■ DIRECTIVE
Scan the records below. List lines holding "name".

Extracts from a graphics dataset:
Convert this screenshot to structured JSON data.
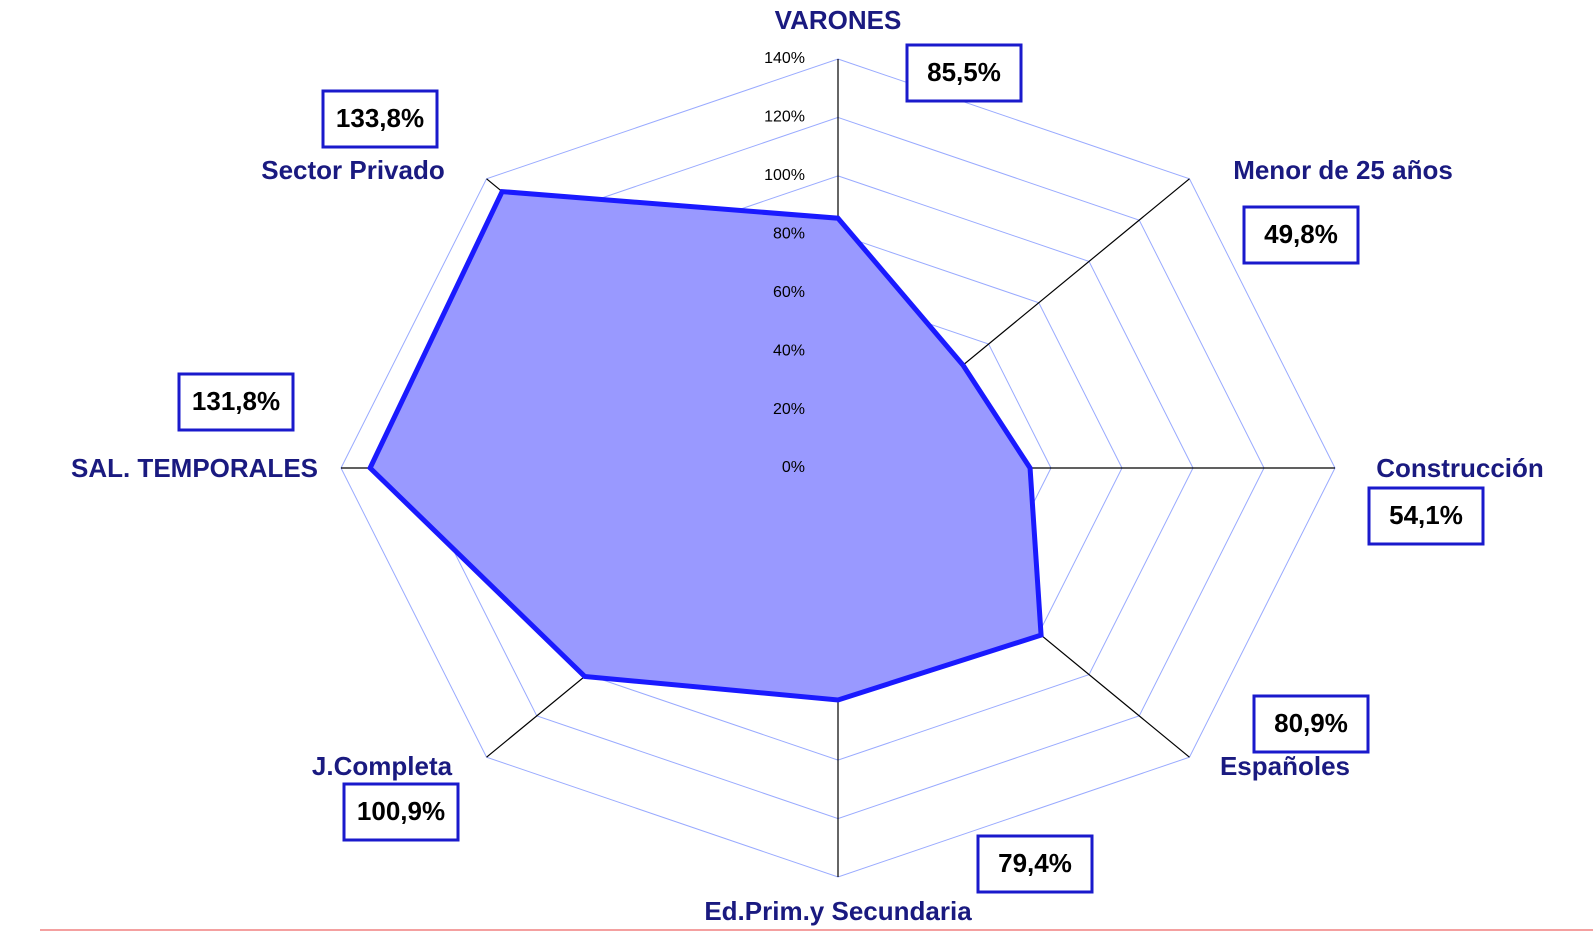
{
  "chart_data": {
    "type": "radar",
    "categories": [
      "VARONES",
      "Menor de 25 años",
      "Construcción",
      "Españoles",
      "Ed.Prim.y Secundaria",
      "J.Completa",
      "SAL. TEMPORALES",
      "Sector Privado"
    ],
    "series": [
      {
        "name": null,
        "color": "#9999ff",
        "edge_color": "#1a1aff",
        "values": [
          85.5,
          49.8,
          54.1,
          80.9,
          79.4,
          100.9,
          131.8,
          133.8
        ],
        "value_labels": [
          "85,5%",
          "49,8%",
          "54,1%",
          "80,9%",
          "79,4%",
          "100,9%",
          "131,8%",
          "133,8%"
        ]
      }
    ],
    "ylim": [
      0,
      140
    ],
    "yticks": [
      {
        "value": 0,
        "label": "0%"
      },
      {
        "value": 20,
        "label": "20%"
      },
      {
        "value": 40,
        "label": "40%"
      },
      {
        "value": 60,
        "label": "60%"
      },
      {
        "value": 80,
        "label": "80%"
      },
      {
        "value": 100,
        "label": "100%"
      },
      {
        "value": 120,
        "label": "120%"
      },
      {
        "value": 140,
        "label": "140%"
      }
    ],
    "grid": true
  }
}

==

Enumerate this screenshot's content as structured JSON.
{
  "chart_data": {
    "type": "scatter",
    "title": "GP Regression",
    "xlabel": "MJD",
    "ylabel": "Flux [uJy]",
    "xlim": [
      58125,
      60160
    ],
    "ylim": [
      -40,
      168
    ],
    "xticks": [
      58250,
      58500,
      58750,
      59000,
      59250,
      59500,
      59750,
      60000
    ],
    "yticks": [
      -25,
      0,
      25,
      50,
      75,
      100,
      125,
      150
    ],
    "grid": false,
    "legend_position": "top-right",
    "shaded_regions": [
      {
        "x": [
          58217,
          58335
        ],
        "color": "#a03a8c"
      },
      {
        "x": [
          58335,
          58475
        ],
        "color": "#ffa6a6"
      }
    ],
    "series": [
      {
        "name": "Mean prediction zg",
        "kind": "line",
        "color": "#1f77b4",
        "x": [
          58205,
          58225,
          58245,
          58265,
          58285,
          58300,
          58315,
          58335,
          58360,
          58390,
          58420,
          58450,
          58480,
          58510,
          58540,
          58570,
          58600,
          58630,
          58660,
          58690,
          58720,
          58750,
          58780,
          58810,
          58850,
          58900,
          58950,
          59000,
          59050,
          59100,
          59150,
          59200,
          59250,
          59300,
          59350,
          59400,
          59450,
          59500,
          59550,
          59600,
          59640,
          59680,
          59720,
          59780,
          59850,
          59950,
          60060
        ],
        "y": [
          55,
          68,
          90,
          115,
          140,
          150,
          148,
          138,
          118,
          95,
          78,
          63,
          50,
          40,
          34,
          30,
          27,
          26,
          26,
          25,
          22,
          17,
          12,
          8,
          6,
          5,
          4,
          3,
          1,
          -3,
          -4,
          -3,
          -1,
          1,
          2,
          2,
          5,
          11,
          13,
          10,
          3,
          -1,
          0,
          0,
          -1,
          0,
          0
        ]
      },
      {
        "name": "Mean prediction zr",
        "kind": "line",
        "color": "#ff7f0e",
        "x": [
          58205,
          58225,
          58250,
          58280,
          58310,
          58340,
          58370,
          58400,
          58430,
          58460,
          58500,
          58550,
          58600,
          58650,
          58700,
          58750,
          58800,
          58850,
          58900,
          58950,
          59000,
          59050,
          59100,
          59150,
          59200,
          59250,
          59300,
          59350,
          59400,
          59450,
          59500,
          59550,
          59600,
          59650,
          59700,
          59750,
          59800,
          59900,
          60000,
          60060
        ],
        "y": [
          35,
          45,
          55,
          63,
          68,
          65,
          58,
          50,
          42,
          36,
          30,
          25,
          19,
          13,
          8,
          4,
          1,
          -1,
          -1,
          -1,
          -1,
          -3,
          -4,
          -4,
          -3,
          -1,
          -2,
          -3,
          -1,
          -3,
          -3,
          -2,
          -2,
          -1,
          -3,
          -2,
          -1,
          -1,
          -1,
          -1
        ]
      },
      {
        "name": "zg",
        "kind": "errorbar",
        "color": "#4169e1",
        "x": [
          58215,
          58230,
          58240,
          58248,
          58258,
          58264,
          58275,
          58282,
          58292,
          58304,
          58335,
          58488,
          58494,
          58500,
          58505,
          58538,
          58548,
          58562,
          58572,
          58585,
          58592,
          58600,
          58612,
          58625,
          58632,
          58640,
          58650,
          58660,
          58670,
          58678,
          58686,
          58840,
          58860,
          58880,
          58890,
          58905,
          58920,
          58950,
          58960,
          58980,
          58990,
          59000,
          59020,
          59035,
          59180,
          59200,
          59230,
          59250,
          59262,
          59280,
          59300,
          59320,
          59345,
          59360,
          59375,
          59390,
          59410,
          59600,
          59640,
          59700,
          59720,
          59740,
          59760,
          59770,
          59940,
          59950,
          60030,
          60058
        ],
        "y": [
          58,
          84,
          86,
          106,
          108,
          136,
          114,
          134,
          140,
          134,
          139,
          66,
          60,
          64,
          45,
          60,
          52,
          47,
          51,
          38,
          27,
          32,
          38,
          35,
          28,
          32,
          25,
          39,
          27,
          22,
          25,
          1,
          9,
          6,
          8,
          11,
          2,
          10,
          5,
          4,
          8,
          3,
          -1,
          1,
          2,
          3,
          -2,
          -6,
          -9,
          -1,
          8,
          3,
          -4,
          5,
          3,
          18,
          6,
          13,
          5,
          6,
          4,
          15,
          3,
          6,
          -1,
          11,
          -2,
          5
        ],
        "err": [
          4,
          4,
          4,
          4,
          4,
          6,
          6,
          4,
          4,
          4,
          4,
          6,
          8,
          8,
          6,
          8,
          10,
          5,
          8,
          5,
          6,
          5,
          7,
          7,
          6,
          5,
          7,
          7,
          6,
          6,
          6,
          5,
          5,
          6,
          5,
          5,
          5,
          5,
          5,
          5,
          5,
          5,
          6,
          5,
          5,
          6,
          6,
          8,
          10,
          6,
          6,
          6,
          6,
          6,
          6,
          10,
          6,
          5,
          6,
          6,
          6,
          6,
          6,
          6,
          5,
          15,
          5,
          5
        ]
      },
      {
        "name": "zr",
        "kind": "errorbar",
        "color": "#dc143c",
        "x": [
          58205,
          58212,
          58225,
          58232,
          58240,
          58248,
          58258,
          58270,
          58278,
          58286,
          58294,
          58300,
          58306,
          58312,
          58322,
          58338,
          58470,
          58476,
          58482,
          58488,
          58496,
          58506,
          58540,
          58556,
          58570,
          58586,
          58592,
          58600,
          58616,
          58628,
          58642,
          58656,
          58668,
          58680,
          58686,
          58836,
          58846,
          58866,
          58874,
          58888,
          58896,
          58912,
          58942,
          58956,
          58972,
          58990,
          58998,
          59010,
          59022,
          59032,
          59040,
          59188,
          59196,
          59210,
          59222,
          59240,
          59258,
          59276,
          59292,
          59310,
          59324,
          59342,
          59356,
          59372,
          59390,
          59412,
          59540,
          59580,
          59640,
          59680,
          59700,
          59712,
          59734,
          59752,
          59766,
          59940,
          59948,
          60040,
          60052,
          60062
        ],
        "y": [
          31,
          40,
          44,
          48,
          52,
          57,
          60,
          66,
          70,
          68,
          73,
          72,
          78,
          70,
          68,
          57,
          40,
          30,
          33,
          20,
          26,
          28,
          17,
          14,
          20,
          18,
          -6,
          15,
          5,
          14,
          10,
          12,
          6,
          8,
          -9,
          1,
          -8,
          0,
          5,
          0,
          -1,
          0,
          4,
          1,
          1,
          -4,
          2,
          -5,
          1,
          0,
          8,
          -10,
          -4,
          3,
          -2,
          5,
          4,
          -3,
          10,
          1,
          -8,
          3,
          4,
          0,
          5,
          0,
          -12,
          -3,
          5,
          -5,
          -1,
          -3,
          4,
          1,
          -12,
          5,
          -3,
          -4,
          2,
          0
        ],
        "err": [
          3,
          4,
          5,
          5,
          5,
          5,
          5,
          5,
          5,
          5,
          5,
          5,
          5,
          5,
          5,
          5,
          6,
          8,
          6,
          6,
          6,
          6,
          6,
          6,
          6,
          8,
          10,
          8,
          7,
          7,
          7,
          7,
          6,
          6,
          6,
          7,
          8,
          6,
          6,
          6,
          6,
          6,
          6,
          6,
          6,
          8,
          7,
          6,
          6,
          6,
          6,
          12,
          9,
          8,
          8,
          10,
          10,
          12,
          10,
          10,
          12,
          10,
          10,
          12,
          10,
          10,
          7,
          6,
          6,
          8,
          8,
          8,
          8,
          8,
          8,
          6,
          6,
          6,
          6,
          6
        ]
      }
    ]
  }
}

■ WRITTEN RESPONSE
        "name": null,
        "name": "Mean prediction zg",
        "name": "Mean prediction zr",
        "name": "zg",
        "name": "zr",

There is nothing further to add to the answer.